## BEGIN Available records

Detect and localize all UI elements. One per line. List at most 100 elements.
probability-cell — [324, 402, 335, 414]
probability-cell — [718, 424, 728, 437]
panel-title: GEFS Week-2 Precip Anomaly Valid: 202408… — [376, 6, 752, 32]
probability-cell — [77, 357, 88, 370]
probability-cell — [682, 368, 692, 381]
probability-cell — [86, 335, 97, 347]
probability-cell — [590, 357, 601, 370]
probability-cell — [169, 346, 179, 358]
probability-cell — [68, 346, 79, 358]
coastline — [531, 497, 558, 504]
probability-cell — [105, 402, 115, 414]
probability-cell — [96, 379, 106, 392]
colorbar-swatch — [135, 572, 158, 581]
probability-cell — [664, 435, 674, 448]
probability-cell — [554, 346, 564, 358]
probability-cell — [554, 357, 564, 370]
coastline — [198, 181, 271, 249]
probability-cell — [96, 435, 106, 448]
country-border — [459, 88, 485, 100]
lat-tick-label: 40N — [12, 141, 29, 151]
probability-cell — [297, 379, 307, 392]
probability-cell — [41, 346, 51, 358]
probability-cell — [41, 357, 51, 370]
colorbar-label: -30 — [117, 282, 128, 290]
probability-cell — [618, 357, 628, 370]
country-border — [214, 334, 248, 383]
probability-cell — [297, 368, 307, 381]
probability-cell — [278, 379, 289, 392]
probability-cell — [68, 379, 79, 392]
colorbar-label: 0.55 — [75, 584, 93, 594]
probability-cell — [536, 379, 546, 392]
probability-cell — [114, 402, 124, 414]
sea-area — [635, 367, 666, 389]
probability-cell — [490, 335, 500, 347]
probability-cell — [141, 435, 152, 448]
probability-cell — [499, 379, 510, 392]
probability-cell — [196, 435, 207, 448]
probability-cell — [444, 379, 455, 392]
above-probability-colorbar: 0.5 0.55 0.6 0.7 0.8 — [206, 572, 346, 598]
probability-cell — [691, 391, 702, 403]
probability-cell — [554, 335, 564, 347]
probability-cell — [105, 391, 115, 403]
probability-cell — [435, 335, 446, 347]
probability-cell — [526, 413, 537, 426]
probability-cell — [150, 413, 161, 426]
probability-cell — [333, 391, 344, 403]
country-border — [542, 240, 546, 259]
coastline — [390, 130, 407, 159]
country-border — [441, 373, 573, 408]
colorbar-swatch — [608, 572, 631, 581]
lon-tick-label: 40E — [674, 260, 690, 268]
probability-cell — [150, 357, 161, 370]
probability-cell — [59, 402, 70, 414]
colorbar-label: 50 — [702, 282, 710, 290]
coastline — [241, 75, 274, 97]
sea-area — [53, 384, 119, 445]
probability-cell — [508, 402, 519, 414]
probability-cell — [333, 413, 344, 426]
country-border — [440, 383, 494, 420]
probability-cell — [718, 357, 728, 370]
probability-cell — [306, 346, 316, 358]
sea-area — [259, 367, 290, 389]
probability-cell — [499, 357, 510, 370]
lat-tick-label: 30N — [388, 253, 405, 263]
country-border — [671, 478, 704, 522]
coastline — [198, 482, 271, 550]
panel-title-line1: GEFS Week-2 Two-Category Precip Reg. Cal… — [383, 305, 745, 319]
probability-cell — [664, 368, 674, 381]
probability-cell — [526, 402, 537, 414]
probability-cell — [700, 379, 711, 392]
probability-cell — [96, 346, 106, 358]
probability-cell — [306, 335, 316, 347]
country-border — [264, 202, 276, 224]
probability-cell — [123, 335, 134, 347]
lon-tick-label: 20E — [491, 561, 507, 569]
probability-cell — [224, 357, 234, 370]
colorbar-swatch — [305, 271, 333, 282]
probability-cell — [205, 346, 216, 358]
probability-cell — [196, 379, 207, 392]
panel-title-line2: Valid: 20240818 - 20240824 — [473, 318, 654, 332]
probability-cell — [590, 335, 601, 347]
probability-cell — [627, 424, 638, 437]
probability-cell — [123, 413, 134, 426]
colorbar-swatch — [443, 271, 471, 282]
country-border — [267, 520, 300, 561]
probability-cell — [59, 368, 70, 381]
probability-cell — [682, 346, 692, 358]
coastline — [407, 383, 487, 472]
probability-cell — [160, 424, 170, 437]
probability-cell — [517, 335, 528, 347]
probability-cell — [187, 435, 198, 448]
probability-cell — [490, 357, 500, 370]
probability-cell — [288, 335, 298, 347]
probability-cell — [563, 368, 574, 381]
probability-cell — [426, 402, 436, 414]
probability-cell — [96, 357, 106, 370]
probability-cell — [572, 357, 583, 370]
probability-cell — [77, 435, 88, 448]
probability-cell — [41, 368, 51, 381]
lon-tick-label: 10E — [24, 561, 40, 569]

## END Available records

Please output every line of the material above without changing anything.

Detect and localize all UI elements. One per line. List at most 100 elements.
probability-cell — [324, 402, 335, 414]
probability-cell — [718, 424, 728, 437]
panel-title: GEFS Week-2 Precip Anomaly Valid: 202408… — [376, 6, 752, 32]
probability-cell — [77, 357, 88, 370]
probability-cell — [682, 368, 692, 381]
probability-cell — [86, 335, 97, 347]
probability-cell — [590, 357, 601, 370]
probability-cell — [169, 346, 179, 358]
probability-cell — [68, 346, 79, 358]
coastline — [531, 497, 558, 504]
probability-cell — [105, 402, 115, 414]
probability-cell — [96, 379, 106, 392]
colorbar-swatch — [135, 572, 158, 581]
probability-cell — [664, 435, 674, 448]
probability-cell — [554, 346, 564, 358]
probability-cell — [554, 357, 564, 370]
coastline — [198, 181, 271, 249]
probability-cell — [96, 435, 106, 448]
country-border — [459, 88, 485, 100]
lat-tick-label: 40N — [12, 141, 29, 151]
probability-cell — [297, 379, 307, 392]
probability-cell — [41, 346, 51, 358]
probability-cell — [41, 357, 51, 370]
colorbar-label: -30 — [117, 282, 128, 290]
probability-cell — [618, 357, 628, 370]
country-border — [214, 334, 248, 383]
probability-cell — [297, 368, 307, 381]
probability-cell — [278, 379, 289, 392]
probability-cell — [68, 379, 79, 392]
colorbar-label: 0.55 — [75, 584, 93, 594]
probability-cell — [536, 379, 546, 392]
probability-cell — [114, 402, 124, 414]
sea-area — [635, 367, 666, 389]
probability-cell — [490, 335, 500, 347]
probability-cell — [141, 435, 152, 448]
probability-cell — [499, 379, 510, 392]
probability-cell — [196, 435, 207, 448]
probability-cell — [444, 379, 455, 392]
above-probability-colorbar: 0.5 0.55 0.6 0.7 0.8 — [206, 572, 346, 598]
probability-cell — [691, 391, 702, 403]
probability-cell — [554, 335, 564, 347]
probability-cell — [105, 391, 115, 403]
probability-cell — [435, 335, 446, 347]
probability-cell — [526, 413, 537, 426]
probability-cell — [150, 413, 161, 426]
probability-cell — [333, 391, 344, 403]
country-border — [542, 240, 546, 259]
coastline — [390, 130, 407, 159]
country-border — [441, 373, 573, 408]
colorbar-swatch — [608, 572, 631, 581]
lon-tick-label: 40E — [674, 260, 690, 268]
probability-cell — [150, 357, 161, 370]
probability-cell — [59, 402, 70, 414]
colorbar-label: 50 — [702, 282, 710, 290]
coastline — [241, 75, 274, 97]
sea-area — [53, 384, 119, 445]
probability-cell — [508, 402, 519, 414]
probability-cell — [333, 413, 344, 426]
country-border — [440, 383, 494, 420]
probability-cell — [718, 357, 728, 370]
probability-cell — [306, 346, 316, 358]
sea-area — [259, 367, 290, 389]
probability-cell — [499, 357, 510, 370]
lat-tick-label: 30N — [388, 253, 405, 263]
country-border — [671, 478, 704, 522]
coastline — [198, 482, 271, 550]
panel-title-line1: GEFS Week-2 Two-Category Precip Reg. Cal… — [383, 305, 745, 319]
probability-cell — [664, 368, 674, 381]
probability-cell — [526, 402, 537, 414]
probability-cell — [700, 379, 711, 392]
probability-cell — [96, 346, 106, 358]
probability-cell — [306, 335, 316, 347]
country-border — [264, 202, 276, 224]
probability-cell — [123, 335, 134, 347]
lon-tick-label: 20E — [491, 561, 507, 569]
probability-cell — [224, 357, 234, 370]
colorbar-swatch — [305, 271, 333, 282]
probability-cell — [205, 346, 216, 358]
probability-cell — [196, 379, 207, 392]
panel-title-line2: Valid: 20240818 - 20240824 — [473, 318, 654, 332]
probability-cell — [590, 335, 601, 347]
probability-cell — [627, 424, 638, 437]
probability-cell — [123, 413, 134, 426]
colorbar-swatch — [443, 271, 471, 282]
country-border — [267, 520, 300, 561]
probability-cell — [59, 368, 70, 381]
probability-cell — [682, 346, 692, 358]
coastline — [407, 383, 487, 472]
probability-cell — [160, 424, 170, 437]
probability-cell — [517, 335, 528, 347]
probability-cell — [187, 435, 198, 448]
probability-cell — [490, 357, 500, 370]
probability-cell — [288, 335, 298, 347]
probability-cell — [563, 368, 574, 381]
probability-cell — [426, 402, 436, 414]
probability-cell — [96, 357, 106, 370]
probability-cell — [572, 357, 583, 370]
probability-cell — [77, 435, 88, 448]
probability-cell — [41, 368, 51, 381]
lon-tick-label: 10E — [24, 561, 40, 569]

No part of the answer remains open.